**Short task**:
Check every line of the entries for "sender", and copy the lines that hold it.

-- BEGIN --

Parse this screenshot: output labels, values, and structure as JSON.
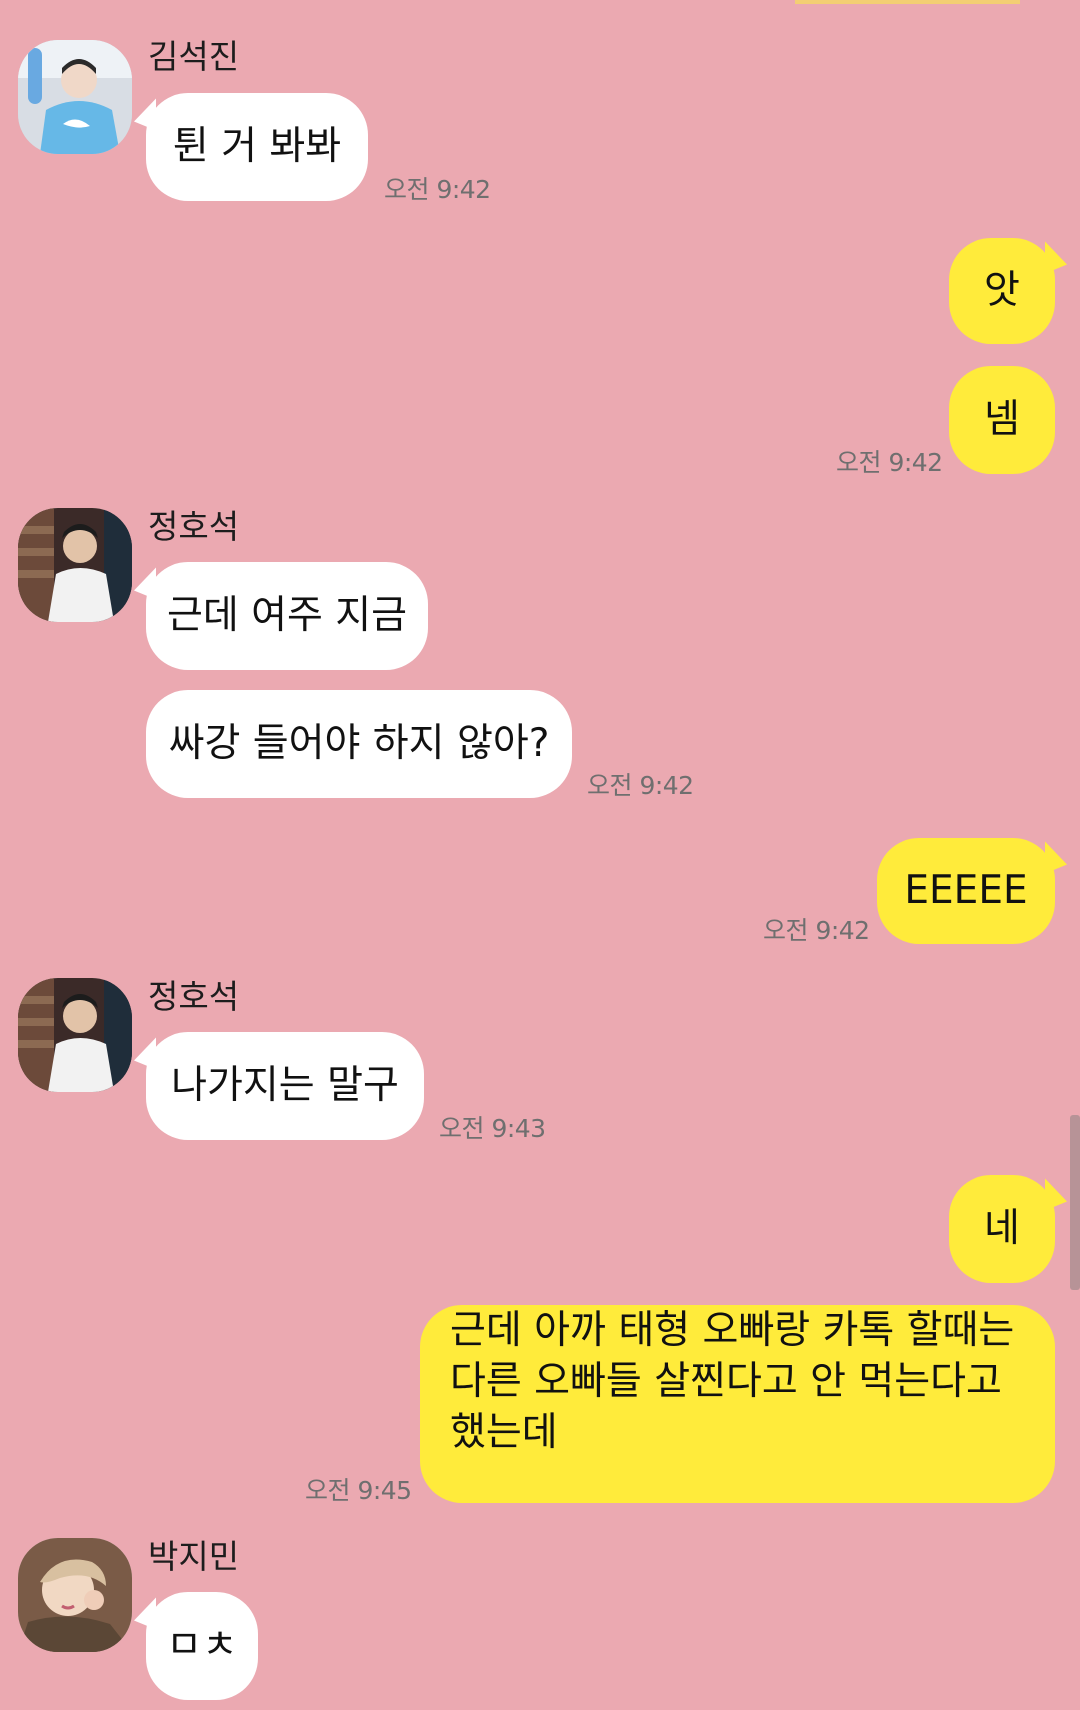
{
  "colors": {
    "background": "#eba9b1",
    "incoming_bubble": "#ffffff",
    "outgoing_bubble": "#ffeb3b",
    "timestamp": "#6f6f6f"
  },
  "messages": [
    {
      "sender": "김석진",
      "avatar": "avatar-photo",
      "direction": "incoming",
      "texts": [
        "튄 거 봐봐"
      ],
      "time": "오전 9:42"
    },
    {
      "direction": "outgoing",
      "texts": [
        "앗",
        "넴"
      ],
      "time": "오전 9:42"
    },
    {
      "sender": "정호석",
      "avatar": "avatar-photo",
      "direction": "incoming",
      "texts": [
        "근데 여주 지금",
        "싸강 들어야 하지 않아?"
      ],
      "time": "오전 9:42"
    },
    {
      "direction": "outgoing",
      "texts": [
        "EEEEE"
      ],
      "time": "오전 9:42"
    },
    {
      "sender": "정호석",
      "avatar": "avatar-photo",
      "direction": "incoming",
      "texts": [
        "나가지는 말구"
      ],
      "time": "오전 9:43"
    },
    {
      "direction": "outgoing",
      "texts": [
        "네",
        "근데 아까 태형 오빠랑 카톡 할때는 다른 오빠들 살찐다고 안 먹는다고 했는데"
      ],
      "time": "오전 9:45"
    },
    {
      "sender": "박지민",
      "avatar": "avatar-photo",
      "direction": "incoming",
      "texts": [
        "ㅁㅊ"
      ]
    }
  ]
}
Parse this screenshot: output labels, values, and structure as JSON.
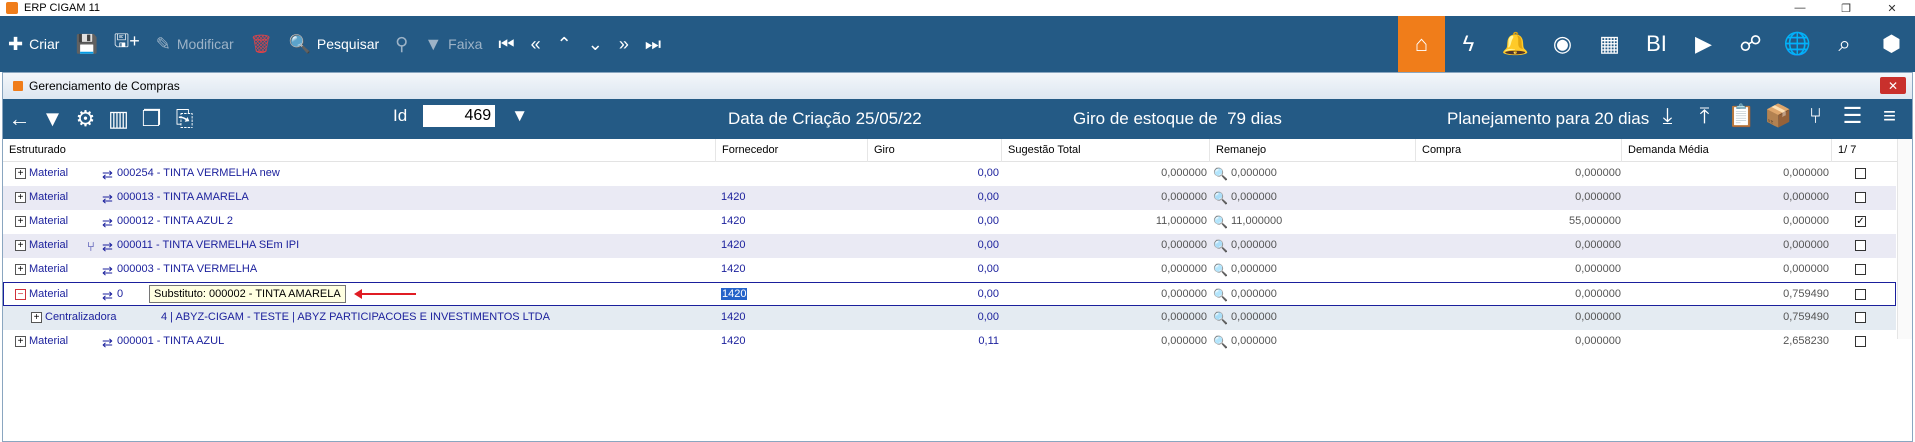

-- END --

**Worked solution**:
      "sender": "김석진",
      "sender": "정호석",
      "sender": "정호석",
      "sender": "박지민",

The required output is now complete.